I want to elevate so, so much but my strategy is flawed by the consuming belief that I am beyond help. For all the momentary drive I summon, it is challenged and defeated every time by the belief that I’m not worthy of success in any form, so I unconsciously sabotage myself to continue the belief cycle. I realise that I have created this situation I’m in, that a part of me is seeking this situation to continue. This just makes me feel worse. It doesn’t tackle the credibility of the belief that I’m not worthy of success/beyond help. I just can’t rationalise myself into believing it. There are things I want to do in life, but it feels like it’s slipping out of my grasp because i was never worthy enough in the first place. I don’t know how to move my head out of this…and nothing will change until I do.
Someone very wise asked me a while ago, if I was willing to sit with the pain. I have flitted into it, rationalised it wouldn’t change anything when it got too hard, and closed it off again to stumble on. I haven’t felt comfortable enough to open up to my christian friends because i know self-hatred is a sin, and I can’t bear their disapproval so I keep quiet.
why do I hate myself? It’s not the worldly success I seek, although comfort would be nice. It’s the feeling that I’m failing at being myself, not being successful in the things I feel passionate about, that make me who I am. Yes, I want success, but success in being myself. Since I have expended most of my energy placating others, I neither had the energy to be myself or define who that was/is.

Items excerpted from a collection:

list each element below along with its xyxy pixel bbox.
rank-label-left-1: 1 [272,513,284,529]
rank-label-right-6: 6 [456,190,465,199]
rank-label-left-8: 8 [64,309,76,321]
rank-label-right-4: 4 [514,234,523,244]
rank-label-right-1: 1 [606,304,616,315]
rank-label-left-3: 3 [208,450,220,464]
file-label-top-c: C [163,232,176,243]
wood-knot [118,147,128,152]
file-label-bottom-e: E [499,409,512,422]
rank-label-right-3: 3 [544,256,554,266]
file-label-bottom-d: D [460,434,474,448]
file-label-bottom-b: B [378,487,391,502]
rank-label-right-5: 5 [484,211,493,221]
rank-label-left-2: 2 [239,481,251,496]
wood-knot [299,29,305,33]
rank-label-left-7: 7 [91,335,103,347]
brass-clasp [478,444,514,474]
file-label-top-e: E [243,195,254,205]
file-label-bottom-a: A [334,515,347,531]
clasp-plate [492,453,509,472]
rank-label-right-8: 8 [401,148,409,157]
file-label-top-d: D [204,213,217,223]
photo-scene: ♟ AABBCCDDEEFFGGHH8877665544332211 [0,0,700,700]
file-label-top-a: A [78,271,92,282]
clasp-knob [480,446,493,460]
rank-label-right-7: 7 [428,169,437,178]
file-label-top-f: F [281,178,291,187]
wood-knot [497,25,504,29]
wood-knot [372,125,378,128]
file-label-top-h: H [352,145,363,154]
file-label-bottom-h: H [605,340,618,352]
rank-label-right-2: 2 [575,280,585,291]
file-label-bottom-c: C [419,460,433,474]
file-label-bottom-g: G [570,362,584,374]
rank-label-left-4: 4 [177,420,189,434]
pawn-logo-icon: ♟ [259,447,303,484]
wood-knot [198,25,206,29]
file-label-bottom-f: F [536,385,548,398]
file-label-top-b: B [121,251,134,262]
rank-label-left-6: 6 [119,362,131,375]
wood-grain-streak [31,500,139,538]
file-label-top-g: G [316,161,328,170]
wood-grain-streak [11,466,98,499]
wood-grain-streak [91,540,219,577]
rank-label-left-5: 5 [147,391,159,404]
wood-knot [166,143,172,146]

- _WHAT TO PRODUCE_: Output verbatim the stretch of the passage on self-worth above from "why do I hate" through "who that was/is.".

- _EXERCISE OUTPUT_:
why do I hate myself? It’s not the worldly success I seek, although comfort would be nice. It’s the feeling that I’m failing at being myself, not being successful in the things I feel passionate about, that make me who I am. Yes, I want success, but success in being myself. Since I have expended most of my energy placating others, I neither had the energy to be myself or define who that was/is.